| Short exercise A |
Reproduce the Elastic Search playground word for word, from the part that opens with the words containing "config.read('auth/es-credentials.ini')" through the part that closes with "es_client = es_connect(credentials=config['ELASTIC'])".

# Elastic Search Playground
First, load the credentials to connect the elastic search client and the posgres database. 

In [1]:
import os

# workaround: change the working directory to the root of the project
os.chdir("../")
print(os.getcwd())

/home/jsonpy/Projects/Practical/twitter-query-expansion


In [2]:
import psycopg2
import sys
import json

from src.utils import get_project_root, es_connect
from elasticsearch import Elasticsearch
import configparser

config = configparser.ConfigParser()
config.read('auth/es-credentials.ini')

['auth/es-credentials.ini']

Check if the Elastic Search instance is running by using the elastic search python library

In [3]:
# connect to elastic instance
es_client = es_connect(credentials=config['ELASTIC'])
es_client.info()

Connecting to Elastic Search...

| Short exercise B |
Rewrite the records below as a numbered list, starting at their first line and ending with the line that contains "y-tick-label: 10.00 — [121, 352, 224, 393]". Leave out any blank lines.

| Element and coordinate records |
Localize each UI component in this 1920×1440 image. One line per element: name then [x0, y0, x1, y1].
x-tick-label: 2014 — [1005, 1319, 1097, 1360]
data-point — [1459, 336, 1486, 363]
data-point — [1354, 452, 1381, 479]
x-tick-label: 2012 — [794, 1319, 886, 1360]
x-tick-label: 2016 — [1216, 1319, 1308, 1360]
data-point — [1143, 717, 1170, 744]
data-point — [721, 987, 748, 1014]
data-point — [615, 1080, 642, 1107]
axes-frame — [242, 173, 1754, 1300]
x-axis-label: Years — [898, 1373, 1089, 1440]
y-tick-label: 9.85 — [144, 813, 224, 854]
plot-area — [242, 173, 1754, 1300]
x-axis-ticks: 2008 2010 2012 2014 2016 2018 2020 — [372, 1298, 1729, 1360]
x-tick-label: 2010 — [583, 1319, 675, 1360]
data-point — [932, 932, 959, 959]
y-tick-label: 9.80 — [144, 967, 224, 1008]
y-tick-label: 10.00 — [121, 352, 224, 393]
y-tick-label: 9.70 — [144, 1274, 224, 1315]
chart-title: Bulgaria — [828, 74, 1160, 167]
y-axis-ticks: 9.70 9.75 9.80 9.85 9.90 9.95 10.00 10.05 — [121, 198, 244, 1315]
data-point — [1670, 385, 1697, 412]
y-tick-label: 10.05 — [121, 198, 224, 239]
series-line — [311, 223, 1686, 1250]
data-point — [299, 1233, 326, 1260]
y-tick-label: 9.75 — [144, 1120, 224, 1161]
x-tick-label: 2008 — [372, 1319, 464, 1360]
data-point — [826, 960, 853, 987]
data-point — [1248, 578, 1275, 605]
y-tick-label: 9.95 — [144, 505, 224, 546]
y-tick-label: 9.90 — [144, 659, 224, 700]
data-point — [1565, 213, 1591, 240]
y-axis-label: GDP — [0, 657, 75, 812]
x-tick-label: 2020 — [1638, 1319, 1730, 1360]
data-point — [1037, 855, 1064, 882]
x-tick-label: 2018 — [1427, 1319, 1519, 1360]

| Full response A |
config.read('auth/es-credentials.ini')

['auth/es-credentials.ini']

Check if the Elastic Search instance is running by using the elastic search python library

In [3]:
# connect to elastic instance
es_client = es_connect(credentials=config['ELASTIC'])

| Full response B |
1. Localize each UI component in this 1920×1440 image. One line per element: name then [x0, y0, x1, y1].
2. x-tick-label: 2014 — [1005, 1319, 1097, 1360]
3. data-point — [1459, 336, 1486, 363]
4. data-point — [1354, 452, 1381, 479]
5. x-tick-label: 2012 — [794, 1319, 886, 1360]
6. x-tick-label: 2016 — [1216, 1319, 1308, 1360]
7. data-point — [1143, 717, 1170, 744]
8. data-point — [721, 987, 748, 1014]
9. data-point — [615, 1080, 642, 1107]
10. axes-frame — [242, 173, 1754, 1300]
11. x-axis-label: Years — [898, 1373, 1089, 1440]
12. y-tick-label: 9.85 — [144, 813, 224, 854]
13. plot-area — [242, 173, 1754, 1300]
14. x-axis-ticks: 2008 2010 2012 2014 2016 2018 2020 — [372, 1298, 1729, 1360]
15. x-tick-label: 2010 — [583, 1319, 675, 1360]
16. data-point — [932, 932, 959, 959]
17. y-tick-label: 9.80 — [144, 967, 224, 1008]
18. y-tick-label: 10.00 — [121, 352, 224, 393]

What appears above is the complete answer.